▶ _WORK INSTRUCTIONS_
a: Could you reproduce the Swedish Drill post starting at "Next we’ll review" and ending at "Arm Stretching Sideways.", substituting "muscles" for every "musculature"?
b: How would this sentence from the Swedish Drill post read in Spanish: "A mirror can be helpful for this exercise if your child is having difficulty accomplishing this."

Get the exclusive (almost) Weekly Digest.

    Educational Philosophy, Home Education

    Swedish Drill How-To {Part 3}

    September 29, 2016 by Dawn Duran

    Are your children hooked on Drill yet? Hopefully by now Swedish Drill has become an established part of your school day and your children are eager to learn more movements to add to their regimen. Let’s give them what they want, shall we?

    Today, Dawn Duran adds another FIVE new exercises to your Swedish Drill repertoire! Don't miss her helpful instructions, videos, and encouragement.

    We’ll be adding another five new exercises to your drill repertoire in this post. In the Introductory class of movements we will learn Lunging Sideways. Like Lunging Forward, side lunges are an excellent exercise for balance as well as strengthening the musculature of the hip and thighs. I believe it places a greater demand on proprioceptive awareness than forward lunging does due to the need to maintain the “stationary” leg in full knee extension. You can see the incorrect and correct examples of this exercise in the video below. You will also hear me trying to correct the issue by giving not-so accurate instructions. We were on our sixth take of this one and I was getting frustrated. That never happens in your house, does it? Regardless, the boys understood my cue and corrected the movement nicely.

    Instructions for this movement are as follows:

    Hips — firm.
    Lunging Sideways.
    Right side lunge — place.
    Recover — place.
    Left side lunge — place.
    Recover — place.”

    (Repeat 5-10 times each leg, alternating sides each time.)

    Next we’ll review an exercise in the Heaving category known as Arm Stretching Sideways. In addition to strengthening the shoulder musculature this movement requires body awareness to ensure that both arms are raised to the same height. A mirror can be helpful for this exercise if your child is having difficulty accomplishing this. Please also note that while your child is performing an activity with the arms this is not done in isolation: he must maintain trunk stability by engaging his core musculature to keep his feet firmly planted on the floor and to prevent his spine from moving along with the arms.

     Instructions for this movement are as follows:

    Arm Stretching Sideways.
    Arms sideways — stretch!
    Arms downwards — stretch.”

    (Repeat 10-20 times.)

    Our next exercise is Arm Parting, which falls under the category of Dorsal — or Scapular — movements. While your child will continue to strengthen shoulder musculature — including the oh, so important rotator cuff muscles — in this exercise, there is an added benefit of activation of scapular musculature as the arms part during this exercise which creates a stable foundation from which your arms can perform the wide variety of movements necessary in every day life. Technically the arms are supposed to be promptly returned to the sides with the “recover” part of this exercise, as demonstrated by my younger son. My oldest son was trying to be intentionally silly and I decided to ignore it.

▶ _GIVEN MATERIAL_

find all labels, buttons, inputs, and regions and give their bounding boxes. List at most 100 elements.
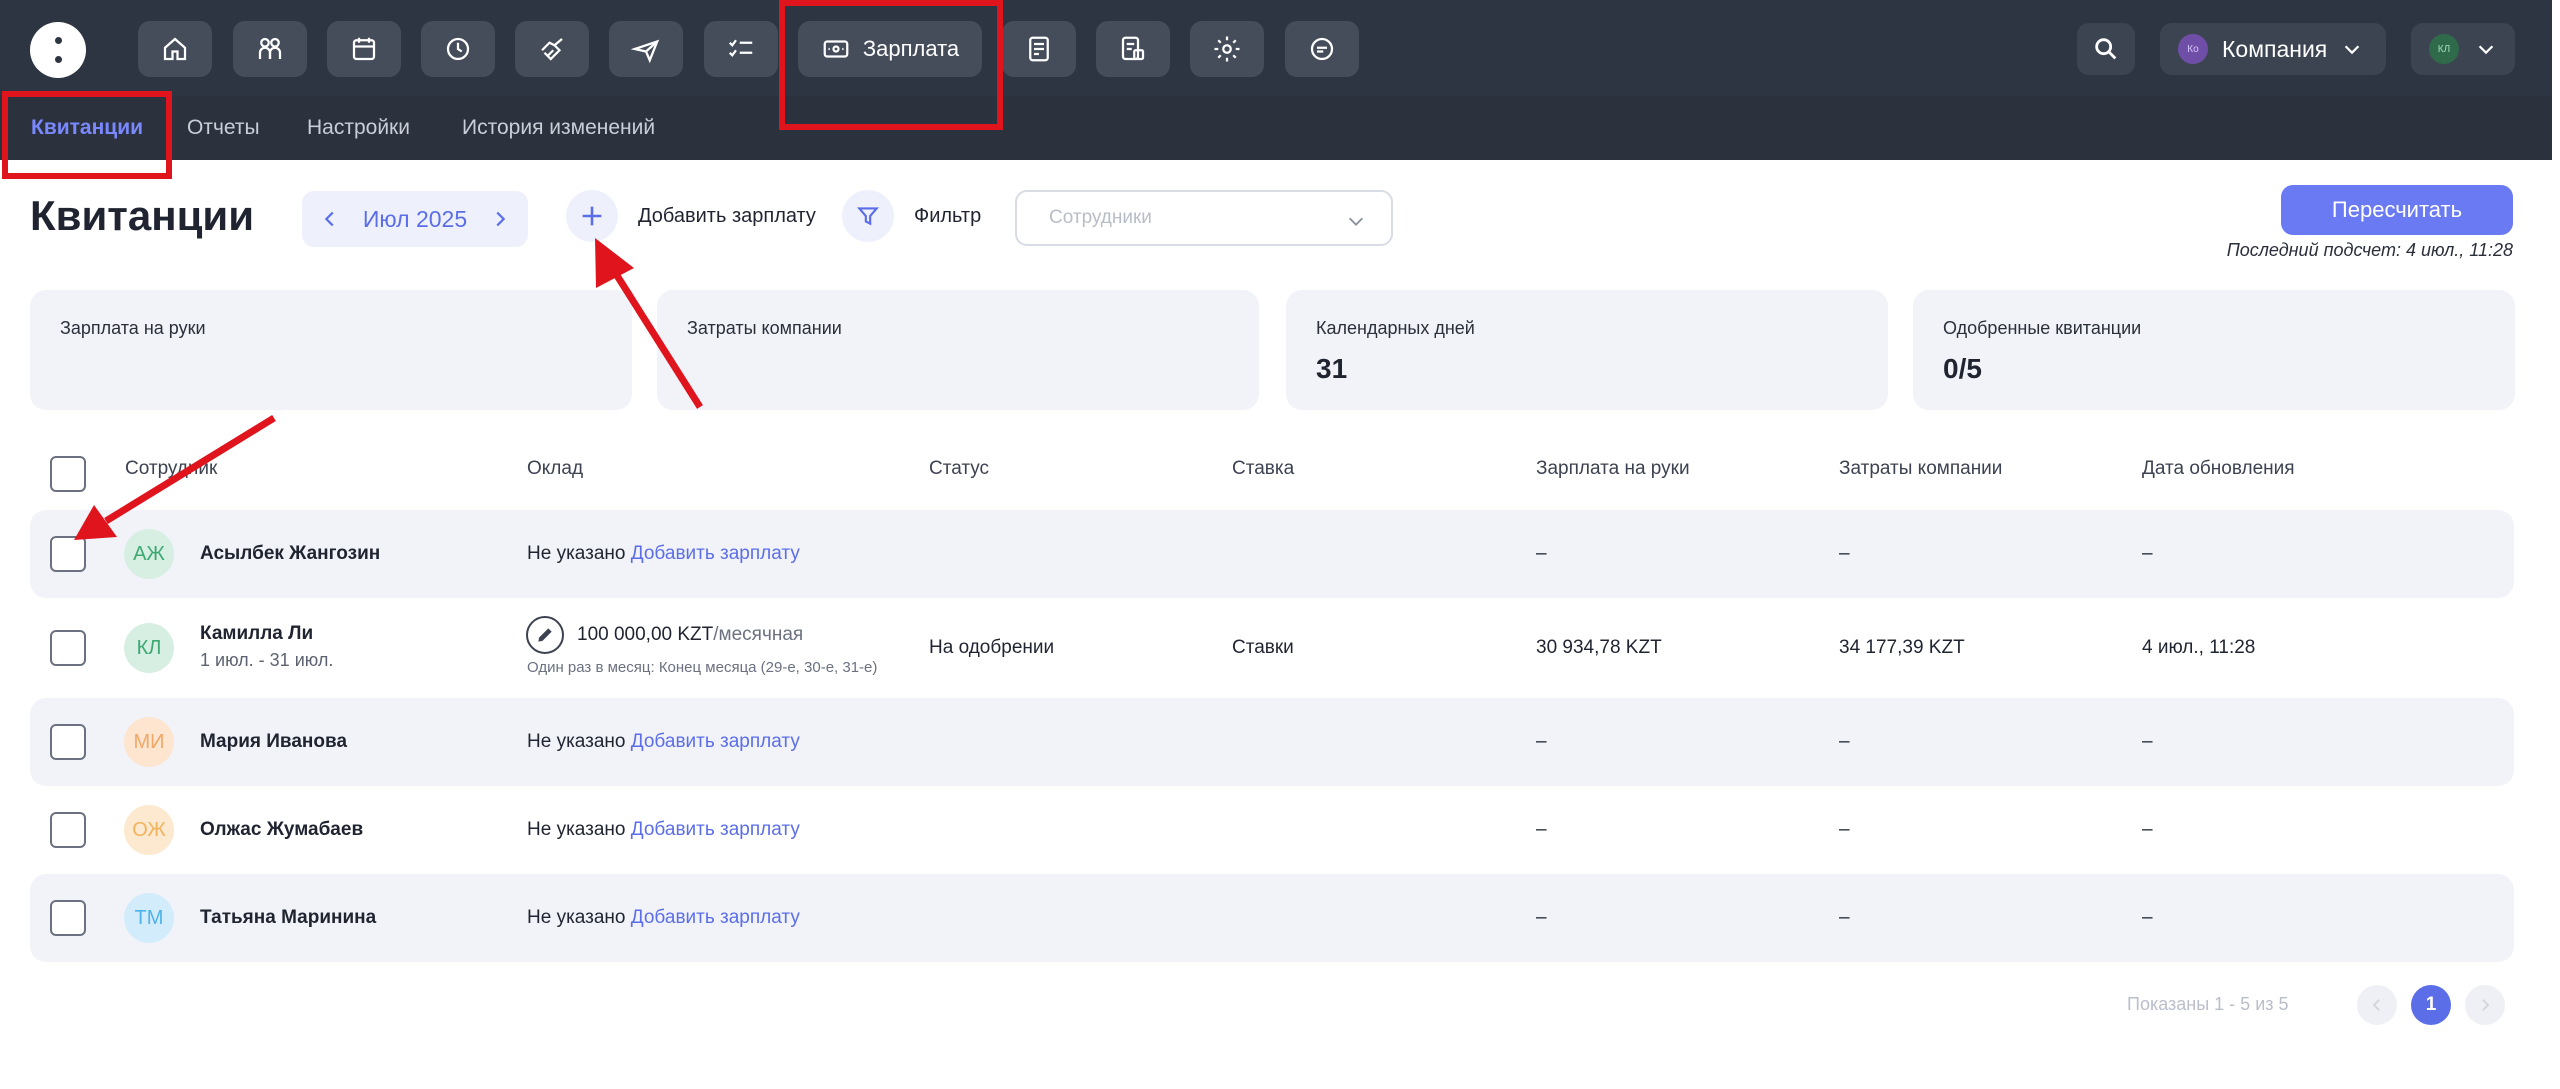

▶ _EXERCISE SOLUTIONS_
a:
Next we’ll review an exercise in the Heaving category known as Arm Stretching Sideways. In addition to strengthening the shoulder muscles this movement requires body awareness to ensure that both arms are raised to the same height. A mirror can be helpful for this exercise if your child is having difficulty accomplishing this. Please also note that while your child is performing an activity with the arms this is not done in isolation: he must maintain trunk stability by engaging his core muscles to keep his feet firmly planted on the floor and to prevent his spine from moving along with the arms.

     Instructions for this movement are as follows:

    Arm Stretching Sideways.

b: Un espejo puede ser útil para este ejercicio si su hijo tiene dificultades para lograrlo.